(Data lines)

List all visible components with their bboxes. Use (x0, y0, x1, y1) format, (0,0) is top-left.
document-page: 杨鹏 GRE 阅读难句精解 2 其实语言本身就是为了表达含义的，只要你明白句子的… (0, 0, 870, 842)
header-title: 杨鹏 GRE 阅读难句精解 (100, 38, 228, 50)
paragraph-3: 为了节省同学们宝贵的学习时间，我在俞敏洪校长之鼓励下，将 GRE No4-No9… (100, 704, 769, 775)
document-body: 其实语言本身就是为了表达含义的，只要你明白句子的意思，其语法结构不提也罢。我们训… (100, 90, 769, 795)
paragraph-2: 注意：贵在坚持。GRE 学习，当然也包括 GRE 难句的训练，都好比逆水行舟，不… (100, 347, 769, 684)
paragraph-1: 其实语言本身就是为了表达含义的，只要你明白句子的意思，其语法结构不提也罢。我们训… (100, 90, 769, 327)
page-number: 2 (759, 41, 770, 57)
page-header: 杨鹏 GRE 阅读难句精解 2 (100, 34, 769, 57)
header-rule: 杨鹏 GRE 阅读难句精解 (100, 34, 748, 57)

WHAT YOU NEED TO DO - Reproduce every one of the lines above, switching "header-rule" to "divider-line" and leaving everything else unchanged.

RESULT -
List all visible components with their bboxes. Use (x0, y0, x1, y1) format, (0,0) is top-left.
document-page: 杨鹏 GRE 阅读难句精解 2 其实语言本身就是为了表达含义的，只要你明白句子的… (0, 0, 870, 842)
header-title: 杨鹏 GRE 阅读难句精解 (100, 38, 228, 50)
paragraph-3: 为了节省同学们宝贵的学习时间，我在俞敏洪校长之鼓励下，将 GRE No4-No9… (100, 704, 769, 775)
document-body: 其实语言本身就是为了表达含义的，只要你明白句子的意思，其语法结构不提也罢。我们训… (100, 90, 769, 795)
paragraph-2: 注意：贵在坚持。GRE 学习，当然也包括 GRE 难句的训练，都好比逆水行舟，不… (100, 347, 769, 684)
paragraph-1: 其实语言本身就是为了表达含义的，只要你明白句子的意思，其语法结构不提也罢。我们训… (100, 90, 769, 327)
page-number: 2 (759, 41, 770, 57)
page-header: 杨鹏 GRE 阅读难句精解 2 (100, 34, 769, 57)
divider-line: 杨鹏 GRE 阅读难句精解 (100, 34, 748, 57)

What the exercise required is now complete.